Data entries:

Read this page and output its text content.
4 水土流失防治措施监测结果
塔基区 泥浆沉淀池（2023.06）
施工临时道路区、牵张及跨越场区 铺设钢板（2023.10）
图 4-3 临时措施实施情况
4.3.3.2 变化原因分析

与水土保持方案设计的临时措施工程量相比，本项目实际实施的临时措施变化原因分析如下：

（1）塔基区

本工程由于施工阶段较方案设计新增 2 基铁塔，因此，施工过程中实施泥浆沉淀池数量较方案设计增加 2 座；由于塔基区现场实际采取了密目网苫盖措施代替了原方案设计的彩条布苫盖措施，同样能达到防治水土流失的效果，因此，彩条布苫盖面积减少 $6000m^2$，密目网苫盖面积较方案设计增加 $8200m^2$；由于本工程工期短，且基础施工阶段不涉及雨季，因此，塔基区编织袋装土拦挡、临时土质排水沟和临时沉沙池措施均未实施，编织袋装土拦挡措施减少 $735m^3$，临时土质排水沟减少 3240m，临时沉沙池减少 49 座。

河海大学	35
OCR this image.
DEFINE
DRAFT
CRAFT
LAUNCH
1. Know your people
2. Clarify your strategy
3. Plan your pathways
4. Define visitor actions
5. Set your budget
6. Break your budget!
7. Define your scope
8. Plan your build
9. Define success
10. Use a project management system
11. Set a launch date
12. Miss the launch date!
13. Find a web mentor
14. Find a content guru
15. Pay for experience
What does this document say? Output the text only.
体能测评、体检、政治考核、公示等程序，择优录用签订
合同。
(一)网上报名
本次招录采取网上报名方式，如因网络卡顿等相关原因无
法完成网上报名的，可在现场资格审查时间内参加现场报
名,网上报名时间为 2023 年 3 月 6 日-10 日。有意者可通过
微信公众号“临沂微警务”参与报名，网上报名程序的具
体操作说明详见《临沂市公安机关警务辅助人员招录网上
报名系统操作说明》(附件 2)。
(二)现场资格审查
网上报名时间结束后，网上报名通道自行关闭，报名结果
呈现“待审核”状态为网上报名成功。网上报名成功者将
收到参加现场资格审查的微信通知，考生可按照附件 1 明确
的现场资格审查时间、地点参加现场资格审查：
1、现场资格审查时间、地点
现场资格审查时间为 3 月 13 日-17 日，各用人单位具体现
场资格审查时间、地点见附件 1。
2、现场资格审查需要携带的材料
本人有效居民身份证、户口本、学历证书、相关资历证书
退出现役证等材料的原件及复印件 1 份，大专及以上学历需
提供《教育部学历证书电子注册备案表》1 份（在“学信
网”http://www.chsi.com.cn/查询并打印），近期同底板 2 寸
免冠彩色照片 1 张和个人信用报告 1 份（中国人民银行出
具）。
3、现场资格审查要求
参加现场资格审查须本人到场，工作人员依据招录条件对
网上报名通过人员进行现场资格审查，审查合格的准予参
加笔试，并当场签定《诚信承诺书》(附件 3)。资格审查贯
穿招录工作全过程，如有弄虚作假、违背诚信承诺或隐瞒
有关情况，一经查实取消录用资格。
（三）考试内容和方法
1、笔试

**Task details:** Check the data for the word "content" and pull out the lines that have it.

**Finished answer:**
Read this page and output its text content.
14. Find a content guru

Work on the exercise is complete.